▶ _GIVEN EXERCISE_
Read the listing and extract each line that includes the word "Manual".

▶ _ENTRIES SHOWN_
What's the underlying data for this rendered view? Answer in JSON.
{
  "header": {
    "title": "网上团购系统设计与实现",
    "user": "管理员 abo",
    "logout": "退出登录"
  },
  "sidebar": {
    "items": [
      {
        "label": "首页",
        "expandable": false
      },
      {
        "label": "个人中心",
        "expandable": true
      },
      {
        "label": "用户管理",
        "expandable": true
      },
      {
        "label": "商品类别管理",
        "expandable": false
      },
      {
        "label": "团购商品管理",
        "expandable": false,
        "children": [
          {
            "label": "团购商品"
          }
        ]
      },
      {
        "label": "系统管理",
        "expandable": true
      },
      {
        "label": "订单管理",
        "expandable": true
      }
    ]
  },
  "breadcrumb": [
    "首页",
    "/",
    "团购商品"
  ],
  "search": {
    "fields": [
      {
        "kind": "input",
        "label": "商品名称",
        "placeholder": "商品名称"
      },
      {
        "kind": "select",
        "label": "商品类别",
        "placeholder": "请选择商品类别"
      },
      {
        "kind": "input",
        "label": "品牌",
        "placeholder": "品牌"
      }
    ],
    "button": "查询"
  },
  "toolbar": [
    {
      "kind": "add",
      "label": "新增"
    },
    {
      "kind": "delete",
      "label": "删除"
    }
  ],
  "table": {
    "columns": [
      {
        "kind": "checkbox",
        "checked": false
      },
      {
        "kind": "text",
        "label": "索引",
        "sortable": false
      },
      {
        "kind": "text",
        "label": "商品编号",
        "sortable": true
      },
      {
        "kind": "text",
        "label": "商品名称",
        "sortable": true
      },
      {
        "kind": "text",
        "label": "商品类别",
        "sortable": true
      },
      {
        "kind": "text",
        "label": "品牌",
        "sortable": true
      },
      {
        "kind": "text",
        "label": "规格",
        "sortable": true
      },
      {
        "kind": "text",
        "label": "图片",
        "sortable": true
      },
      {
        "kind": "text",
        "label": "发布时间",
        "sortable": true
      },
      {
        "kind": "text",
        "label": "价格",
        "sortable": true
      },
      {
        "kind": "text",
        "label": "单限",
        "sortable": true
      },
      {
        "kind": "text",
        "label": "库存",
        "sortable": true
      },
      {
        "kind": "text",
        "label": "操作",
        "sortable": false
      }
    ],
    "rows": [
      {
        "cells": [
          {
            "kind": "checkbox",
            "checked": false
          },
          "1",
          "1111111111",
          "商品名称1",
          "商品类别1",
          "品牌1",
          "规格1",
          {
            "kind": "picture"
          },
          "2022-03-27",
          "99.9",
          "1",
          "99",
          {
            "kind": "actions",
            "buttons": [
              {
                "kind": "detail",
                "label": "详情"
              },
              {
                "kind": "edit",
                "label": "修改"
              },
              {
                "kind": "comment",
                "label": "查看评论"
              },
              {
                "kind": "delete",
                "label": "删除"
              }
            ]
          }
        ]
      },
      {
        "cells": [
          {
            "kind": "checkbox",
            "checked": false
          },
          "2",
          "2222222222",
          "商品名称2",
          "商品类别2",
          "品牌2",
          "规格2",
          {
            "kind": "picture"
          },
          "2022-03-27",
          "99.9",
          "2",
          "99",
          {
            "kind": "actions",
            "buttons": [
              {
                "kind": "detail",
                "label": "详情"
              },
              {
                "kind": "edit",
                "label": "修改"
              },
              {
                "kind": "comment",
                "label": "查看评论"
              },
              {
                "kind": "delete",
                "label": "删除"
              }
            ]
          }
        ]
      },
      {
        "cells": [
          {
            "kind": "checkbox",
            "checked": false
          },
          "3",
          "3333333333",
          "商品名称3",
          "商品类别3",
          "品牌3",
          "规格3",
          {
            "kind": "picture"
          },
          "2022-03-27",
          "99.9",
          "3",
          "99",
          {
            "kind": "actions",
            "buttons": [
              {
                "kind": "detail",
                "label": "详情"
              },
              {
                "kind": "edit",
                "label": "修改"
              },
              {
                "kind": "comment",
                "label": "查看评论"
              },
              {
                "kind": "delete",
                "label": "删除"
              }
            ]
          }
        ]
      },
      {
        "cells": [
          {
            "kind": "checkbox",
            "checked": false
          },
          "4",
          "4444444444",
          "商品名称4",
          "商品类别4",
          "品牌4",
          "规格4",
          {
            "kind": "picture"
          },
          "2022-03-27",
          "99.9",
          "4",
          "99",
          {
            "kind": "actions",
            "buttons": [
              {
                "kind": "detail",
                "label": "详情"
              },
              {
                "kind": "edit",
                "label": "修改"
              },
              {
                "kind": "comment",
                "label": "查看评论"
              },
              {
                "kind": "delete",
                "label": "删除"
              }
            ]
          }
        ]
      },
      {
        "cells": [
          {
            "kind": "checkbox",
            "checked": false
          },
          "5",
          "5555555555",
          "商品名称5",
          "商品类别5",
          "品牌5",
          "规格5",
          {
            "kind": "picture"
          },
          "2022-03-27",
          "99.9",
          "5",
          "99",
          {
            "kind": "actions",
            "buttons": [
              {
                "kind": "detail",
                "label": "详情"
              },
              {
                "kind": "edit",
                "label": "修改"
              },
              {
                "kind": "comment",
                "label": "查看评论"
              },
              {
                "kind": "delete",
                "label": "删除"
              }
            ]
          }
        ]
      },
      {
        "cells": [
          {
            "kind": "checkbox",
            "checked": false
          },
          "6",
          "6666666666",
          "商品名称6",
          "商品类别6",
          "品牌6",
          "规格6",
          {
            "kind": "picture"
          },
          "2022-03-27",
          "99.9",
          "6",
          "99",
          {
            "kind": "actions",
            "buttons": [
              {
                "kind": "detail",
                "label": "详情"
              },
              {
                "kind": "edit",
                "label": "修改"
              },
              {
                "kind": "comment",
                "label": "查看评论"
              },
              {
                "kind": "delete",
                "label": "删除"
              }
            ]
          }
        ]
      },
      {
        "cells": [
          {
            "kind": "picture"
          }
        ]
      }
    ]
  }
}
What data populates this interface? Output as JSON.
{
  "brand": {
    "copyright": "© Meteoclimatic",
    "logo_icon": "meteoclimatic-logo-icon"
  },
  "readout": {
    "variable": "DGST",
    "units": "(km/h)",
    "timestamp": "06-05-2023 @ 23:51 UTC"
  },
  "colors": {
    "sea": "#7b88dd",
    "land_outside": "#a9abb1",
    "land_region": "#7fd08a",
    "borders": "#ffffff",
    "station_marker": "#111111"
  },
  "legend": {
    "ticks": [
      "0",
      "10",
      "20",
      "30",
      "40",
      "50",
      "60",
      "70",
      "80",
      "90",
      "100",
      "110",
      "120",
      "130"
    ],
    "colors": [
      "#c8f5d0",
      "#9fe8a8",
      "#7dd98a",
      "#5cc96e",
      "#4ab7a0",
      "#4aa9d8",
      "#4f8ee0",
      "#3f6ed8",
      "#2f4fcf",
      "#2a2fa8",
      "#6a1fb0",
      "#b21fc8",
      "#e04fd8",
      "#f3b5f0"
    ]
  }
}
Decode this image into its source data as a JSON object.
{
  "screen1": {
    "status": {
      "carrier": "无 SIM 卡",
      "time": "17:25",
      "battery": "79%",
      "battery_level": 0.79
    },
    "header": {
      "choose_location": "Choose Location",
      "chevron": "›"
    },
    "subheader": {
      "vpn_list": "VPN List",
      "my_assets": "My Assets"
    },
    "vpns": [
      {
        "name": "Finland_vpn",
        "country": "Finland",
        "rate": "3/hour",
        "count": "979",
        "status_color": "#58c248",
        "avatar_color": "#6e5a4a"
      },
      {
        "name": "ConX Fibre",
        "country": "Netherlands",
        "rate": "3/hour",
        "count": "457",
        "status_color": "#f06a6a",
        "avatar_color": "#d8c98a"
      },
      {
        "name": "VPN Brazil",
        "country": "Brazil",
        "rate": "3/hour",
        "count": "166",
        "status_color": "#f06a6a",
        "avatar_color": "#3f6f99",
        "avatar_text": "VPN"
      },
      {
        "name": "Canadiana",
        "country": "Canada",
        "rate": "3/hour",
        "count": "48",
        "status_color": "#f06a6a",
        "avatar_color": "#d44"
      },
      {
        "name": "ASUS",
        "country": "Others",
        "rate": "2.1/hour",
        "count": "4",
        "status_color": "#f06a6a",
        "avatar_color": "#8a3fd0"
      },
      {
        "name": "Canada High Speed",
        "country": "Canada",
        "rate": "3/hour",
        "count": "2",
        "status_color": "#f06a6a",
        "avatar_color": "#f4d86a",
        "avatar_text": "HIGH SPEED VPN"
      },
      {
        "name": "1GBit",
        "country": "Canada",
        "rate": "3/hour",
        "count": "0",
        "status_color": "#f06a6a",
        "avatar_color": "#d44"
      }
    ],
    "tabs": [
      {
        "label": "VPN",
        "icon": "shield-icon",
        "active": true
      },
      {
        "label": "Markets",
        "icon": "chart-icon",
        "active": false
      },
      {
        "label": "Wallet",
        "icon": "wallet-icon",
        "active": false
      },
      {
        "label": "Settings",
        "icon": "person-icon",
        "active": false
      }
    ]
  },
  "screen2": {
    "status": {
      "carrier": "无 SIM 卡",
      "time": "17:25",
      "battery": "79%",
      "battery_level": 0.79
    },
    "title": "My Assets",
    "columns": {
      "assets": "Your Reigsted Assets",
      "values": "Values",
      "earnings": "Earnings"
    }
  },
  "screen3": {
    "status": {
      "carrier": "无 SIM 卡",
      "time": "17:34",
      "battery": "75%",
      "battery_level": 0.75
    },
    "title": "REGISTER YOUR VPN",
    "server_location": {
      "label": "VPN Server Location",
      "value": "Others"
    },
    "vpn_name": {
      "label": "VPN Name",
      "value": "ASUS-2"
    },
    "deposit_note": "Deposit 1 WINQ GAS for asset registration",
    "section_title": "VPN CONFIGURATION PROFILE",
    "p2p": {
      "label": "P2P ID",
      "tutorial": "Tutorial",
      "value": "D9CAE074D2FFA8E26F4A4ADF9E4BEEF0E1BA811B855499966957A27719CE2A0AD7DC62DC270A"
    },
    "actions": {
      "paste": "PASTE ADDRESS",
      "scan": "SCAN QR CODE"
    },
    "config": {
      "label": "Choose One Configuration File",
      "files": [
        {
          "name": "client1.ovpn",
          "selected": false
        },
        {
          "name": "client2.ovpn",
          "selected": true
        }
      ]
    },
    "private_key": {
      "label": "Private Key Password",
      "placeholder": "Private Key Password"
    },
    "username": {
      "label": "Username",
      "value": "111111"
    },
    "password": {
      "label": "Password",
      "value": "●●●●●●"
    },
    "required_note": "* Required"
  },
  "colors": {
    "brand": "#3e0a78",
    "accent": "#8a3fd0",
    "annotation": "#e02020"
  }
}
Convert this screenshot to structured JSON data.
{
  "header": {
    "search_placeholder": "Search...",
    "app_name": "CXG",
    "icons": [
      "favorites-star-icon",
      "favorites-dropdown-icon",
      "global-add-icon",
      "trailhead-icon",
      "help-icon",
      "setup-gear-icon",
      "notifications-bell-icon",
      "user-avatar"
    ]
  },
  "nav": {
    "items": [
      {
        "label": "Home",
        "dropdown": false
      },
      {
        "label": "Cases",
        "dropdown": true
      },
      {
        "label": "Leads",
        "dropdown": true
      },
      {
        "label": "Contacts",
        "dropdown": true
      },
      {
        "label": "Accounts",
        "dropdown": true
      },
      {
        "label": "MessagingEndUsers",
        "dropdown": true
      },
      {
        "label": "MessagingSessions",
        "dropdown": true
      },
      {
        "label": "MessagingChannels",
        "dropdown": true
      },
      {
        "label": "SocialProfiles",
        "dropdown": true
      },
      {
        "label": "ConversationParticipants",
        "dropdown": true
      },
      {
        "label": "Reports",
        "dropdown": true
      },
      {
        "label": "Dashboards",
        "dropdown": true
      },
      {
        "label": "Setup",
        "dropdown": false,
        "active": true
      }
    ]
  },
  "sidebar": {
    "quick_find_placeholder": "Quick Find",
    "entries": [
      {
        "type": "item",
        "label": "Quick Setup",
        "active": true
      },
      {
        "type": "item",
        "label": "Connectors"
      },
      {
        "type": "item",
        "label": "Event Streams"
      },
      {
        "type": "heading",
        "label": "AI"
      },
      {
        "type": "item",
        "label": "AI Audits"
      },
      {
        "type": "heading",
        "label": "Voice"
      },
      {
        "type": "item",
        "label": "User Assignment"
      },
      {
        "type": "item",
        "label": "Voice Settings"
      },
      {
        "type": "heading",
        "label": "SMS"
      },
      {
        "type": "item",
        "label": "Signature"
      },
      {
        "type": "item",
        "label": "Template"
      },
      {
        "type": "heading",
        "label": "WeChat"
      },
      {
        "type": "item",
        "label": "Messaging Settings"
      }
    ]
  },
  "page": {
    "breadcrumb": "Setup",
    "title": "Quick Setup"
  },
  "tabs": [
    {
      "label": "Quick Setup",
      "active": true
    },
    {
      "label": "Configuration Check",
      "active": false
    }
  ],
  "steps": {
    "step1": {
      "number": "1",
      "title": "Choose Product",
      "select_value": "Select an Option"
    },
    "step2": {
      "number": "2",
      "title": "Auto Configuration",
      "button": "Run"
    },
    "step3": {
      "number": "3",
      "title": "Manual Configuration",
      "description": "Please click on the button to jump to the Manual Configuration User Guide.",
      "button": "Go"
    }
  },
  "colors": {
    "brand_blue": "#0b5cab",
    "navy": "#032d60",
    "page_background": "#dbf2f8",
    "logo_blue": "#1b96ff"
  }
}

▶ _WRITTEN SOLUTION_
      "title": "Manual Configuration",
      "description": "Please click on the button to jump to the Manual Configuration User Guide.",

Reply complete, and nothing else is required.